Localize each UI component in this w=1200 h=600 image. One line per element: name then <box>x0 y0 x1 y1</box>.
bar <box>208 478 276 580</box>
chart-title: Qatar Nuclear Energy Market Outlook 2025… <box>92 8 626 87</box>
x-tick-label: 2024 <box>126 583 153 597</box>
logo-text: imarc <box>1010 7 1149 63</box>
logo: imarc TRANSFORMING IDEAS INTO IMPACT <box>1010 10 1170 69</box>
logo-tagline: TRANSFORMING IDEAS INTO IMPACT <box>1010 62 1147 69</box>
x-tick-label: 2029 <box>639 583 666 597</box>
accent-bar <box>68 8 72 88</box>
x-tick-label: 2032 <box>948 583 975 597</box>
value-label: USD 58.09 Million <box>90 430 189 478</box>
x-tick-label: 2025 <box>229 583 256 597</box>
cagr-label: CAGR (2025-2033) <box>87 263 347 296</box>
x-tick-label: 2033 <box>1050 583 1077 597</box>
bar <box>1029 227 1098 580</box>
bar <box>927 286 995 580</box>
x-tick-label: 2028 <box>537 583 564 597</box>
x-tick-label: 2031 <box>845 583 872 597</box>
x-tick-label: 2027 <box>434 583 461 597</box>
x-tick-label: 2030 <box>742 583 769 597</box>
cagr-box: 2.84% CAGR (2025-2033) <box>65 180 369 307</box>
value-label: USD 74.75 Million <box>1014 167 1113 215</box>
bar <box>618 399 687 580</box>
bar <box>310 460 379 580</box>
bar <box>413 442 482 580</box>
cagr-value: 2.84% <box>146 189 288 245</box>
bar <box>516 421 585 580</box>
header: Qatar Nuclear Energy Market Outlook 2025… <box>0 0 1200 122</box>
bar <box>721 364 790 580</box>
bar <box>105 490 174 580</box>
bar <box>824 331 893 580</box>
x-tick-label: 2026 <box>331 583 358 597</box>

════

WHAT IS EXPECTED:
Format every line of the material above as a Markdown table with the columns "No." and "Line", giving each line its own numbered row and omitting blank lines.

EXERCISE ANSWER:
| No. | Line |
|---|---|
| 1 | Localize each UI component in this w=1200 h=600 image. One line per element: name then <box>x0 y0 x1 y1</box>. |
| 2 | bar <box>208 478 276 580</box> |
| 3 | chart-title: Qatar Nuclear Energy Market Outlook 2025… <box>92 8 626 87</box> |
| 4 | x-tick-label: 2024 <box>126 583 153 597</box> |
| 5 | logo-text: imarc <box>1010 7 1149 63</box> |
| 6 | logo: imarc TRANSFORMING IDEAS INTO IMPACT <box>1010 10 1170 69</box> |
| 7 | logo-tagline: TRANSFORMING IDEAS INTO IMPACT <box>1010 62 1147 69</box> |
| 8 | x-tick-label: 2029 <box>639 583 666 597</box> |
| 9 | accent-bar <box>68 8 72 88</box> |
| 10 | x-tick-label: 2032 <box>948 583 975 597</box> |
| 11 | value-label: USD 58.09 Million <box>90 430 189 478</box> |
| 12 | x-tick-label: 2025 <box>229 583 256 597</box> |
| 13 | cagr-label: CAGR (2025-2033) <box>87 263 347 296</box> |
| 14 | x-tick-label: 2033 <box>1050 583 1077 597</box> |
| 15 | bar <box>1029 227 1098 580</box> |
| 16 | bar <box>927 286 995 580</box> |
| 17 | x-tick-label: 2028 <box>537 583 564 597</box> |
| 18 | x-tick-label: 2031 <box>845 583 872 597</box> |
| 19 | x-tick-label: 2027 <box>434 583 461 597</box> |
| 20 | x-tick-label: 2030 <box>742 583 769 597</box> |
| 21 | cagr-box: 2.84% CAGR (2025-2033) <box>65 180 369 307</box> |
| 22 | value-label: USD 74.75 Million <box>1014 167 1113 215</box> |
| 23 | bar <box>618 399 687 580</box> |
| 24 | bar <box>310 460 379 580</box> |
| 25 | bar <box>413 442 482 580</box> |
| 26 | cagr-value: 2.84% <box>146 189 288 245</box> |
| 27 | bar <box>516 421 585 580</box> |
| 28 | header: Qatar Nuclear Energy Market Outlook 2025… <box>0 0 1200 122</box> |
| 29 | bar <box>721 364 790 580</box> |
| 30 | bar <box>105 490 174 580</box> |
| 31 | bar <box>824 331 893 580</box> |
| 32 | x-tick-label: 2026 <box>331 583 358 597</box> |